Records to use ->
===============

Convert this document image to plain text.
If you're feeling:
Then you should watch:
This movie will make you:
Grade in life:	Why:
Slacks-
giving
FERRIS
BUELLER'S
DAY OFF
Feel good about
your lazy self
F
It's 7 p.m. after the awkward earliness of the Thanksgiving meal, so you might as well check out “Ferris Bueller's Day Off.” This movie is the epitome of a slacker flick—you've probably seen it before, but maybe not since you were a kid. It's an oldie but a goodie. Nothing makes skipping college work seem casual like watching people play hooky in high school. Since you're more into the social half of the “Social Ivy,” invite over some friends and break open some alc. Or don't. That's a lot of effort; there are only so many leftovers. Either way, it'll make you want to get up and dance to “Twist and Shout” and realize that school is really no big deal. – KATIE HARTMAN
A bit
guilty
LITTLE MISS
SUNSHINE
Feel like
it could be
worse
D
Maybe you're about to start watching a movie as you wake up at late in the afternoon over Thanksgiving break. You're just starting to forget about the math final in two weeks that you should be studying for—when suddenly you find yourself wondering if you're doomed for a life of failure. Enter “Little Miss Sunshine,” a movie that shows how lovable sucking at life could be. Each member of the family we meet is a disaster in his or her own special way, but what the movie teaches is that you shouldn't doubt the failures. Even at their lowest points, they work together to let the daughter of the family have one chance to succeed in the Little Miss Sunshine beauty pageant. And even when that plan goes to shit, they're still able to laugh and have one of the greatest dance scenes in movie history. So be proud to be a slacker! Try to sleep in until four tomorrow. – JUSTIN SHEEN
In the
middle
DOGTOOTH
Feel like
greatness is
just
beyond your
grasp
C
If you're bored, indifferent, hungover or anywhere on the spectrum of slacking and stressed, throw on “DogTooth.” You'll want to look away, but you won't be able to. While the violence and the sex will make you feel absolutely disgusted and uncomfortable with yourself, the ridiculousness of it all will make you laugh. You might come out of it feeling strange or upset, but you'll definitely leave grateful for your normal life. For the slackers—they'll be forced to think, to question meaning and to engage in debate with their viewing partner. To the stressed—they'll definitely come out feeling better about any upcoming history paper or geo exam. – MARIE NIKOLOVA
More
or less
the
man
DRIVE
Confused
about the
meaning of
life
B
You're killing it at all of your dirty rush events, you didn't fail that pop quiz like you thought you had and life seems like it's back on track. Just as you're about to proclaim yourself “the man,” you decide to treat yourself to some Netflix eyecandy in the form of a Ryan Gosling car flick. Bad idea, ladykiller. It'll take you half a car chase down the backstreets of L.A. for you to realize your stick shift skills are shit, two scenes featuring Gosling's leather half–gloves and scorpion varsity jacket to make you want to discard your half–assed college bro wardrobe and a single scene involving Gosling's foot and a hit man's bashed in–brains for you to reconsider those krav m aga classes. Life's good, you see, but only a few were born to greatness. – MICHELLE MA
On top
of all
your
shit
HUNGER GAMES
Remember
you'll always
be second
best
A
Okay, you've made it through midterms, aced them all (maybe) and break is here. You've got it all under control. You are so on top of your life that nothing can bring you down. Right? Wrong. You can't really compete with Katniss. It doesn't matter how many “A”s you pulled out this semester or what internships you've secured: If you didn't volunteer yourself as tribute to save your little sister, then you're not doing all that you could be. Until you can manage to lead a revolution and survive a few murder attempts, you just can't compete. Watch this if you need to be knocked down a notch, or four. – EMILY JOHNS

===============

Request ->
Tally the lines of the data that contain the string "will" and report the total alone.

Answer to this problem ->
2